● **What is needed**
In the entries below, find the lines that contain the word "JSON" and copy them.

-------------------------

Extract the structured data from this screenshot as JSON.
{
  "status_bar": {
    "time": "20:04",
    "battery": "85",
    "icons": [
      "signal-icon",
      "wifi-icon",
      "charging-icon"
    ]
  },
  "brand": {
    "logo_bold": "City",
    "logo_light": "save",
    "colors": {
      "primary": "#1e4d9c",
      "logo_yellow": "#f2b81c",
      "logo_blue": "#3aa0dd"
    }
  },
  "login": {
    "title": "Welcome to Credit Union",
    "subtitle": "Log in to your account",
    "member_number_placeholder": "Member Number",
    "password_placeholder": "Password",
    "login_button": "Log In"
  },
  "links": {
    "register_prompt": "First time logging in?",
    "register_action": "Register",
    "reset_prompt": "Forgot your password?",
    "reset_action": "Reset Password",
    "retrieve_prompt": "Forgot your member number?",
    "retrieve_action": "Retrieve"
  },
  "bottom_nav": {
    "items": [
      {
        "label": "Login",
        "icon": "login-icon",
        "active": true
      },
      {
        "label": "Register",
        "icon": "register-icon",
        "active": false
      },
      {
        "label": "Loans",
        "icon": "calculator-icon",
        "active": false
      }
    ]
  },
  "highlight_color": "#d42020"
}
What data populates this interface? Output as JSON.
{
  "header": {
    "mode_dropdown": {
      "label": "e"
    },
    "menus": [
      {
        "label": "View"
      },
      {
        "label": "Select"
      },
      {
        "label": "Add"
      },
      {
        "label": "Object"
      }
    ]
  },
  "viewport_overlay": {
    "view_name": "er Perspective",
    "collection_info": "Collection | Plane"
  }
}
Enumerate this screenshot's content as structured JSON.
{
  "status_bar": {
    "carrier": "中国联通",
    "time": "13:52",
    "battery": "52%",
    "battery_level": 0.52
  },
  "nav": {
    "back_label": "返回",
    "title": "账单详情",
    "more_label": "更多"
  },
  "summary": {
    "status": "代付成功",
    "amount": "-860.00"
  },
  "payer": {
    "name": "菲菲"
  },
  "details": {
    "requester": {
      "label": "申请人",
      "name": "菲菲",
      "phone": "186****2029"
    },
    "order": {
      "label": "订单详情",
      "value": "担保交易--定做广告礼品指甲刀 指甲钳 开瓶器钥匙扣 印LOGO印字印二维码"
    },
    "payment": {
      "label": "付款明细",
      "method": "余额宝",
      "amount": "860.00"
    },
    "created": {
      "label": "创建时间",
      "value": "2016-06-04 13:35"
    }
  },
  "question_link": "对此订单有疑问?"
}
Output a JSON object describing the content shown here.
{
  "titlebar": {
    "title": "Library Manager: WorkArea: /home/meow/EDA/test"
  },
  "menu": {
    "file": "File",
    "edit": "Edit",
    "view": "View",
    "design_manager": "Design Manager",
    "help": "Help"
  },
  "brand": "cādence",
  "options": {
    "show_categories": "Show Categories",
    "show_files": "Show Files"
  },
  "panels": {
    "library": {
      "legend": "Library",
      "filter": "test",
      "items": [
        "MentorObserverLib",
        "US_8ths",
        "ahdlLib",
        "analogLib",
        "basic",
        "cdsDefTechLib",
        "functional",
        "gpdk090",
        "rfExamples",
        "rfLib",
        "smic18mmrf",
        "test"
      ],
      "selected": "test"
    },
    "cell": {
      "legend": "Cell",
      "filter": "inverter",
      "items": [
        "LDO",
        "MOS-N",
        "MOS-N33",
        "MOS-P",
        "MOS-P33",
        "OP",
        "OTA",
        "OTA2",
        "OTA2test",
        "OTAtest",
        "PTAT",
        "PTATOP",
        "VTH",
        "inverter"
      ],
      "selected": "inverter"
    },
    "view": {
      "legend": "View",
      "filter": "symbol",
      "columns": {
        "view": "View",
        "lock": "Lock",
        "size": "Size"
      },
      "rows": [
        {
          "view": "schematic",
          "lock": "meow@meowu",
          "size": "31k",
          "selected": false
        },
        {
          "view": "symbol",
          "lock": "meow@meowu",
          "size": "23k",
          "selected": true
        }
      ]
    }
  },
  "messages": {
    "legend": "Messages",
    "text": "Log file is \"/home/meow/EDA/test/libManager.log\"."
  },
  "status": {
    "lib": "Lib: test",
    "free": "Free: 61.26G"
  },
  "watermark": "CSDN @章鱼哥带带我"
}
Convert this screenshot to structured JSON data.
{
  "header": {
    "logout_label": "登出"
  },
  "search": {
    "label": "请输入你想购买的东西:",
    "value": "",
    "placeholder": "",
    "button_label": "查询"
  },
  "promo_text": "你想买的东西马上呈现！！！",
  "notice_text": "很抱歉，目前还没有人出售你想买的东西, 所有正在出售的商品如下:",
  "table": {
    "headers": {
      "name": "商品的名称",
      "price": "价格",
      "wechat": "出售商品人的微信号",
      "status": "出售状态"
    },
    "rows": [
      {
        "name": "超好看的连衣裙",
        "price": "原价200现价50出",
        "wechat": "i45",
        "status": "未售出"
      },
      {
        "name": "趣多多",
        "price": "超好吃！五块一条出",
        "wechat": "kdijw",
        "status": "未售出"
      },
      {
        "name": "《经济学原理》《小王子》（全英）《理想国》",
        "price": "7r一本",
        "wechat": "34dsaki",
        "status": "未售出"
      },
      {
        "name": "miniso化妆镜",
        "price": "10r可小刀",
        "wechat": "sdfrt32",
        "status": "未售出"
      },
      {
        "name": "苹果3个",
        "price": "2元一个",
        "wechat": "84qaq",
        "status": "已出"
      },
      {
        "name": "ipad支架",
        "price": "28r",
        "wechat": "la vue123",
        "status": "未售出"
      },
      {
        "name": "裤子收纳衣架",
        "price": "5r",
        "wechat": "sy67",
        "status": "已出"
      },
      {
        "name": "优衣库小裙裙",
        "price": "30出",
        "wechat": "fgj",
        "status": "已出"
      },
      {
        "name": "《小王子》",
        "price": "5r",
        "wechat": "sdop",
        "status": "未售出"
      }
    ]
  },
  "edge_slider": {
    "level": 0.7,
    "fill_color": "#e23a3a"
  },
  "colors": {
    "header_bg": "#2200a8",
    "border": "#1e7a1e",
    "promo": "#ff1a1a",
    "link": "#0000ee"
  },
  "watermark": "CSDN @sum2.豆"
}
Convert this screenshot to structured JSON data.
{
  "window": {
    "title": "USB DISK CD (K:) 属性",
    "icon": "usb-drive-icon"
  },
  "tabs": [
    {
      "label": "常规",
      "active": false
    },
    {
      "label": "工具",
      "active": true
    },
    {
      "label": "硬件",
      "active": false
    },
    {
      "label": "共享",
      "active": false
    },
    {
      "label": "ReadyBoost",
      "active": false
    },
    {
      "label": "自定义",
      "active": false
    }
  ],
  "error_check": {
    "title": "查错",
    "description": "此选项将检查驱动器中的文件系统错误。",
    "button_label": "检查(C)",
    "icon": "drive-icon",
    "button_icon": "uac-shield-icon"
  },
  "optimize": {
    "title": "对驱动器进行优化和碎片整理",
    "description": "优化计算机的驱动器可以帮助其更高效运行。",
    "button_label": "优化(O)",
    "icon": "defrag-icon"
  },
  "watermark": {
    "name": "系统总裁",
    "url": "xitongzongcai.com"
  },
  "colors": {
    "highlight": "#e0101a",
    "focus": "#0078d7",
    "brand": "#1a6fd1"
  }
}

-------------------------

● **Response to this exercise**
Extract the structured data from this screenshot as JSON.
What data populates this interface? Output as JSON.
Enumerate this screenshot's content as structured JSON.
Output a JSON object describing the content shown here.
Convert this screenshot to structured JSON data.
Convert this screenshot to structured JSON data.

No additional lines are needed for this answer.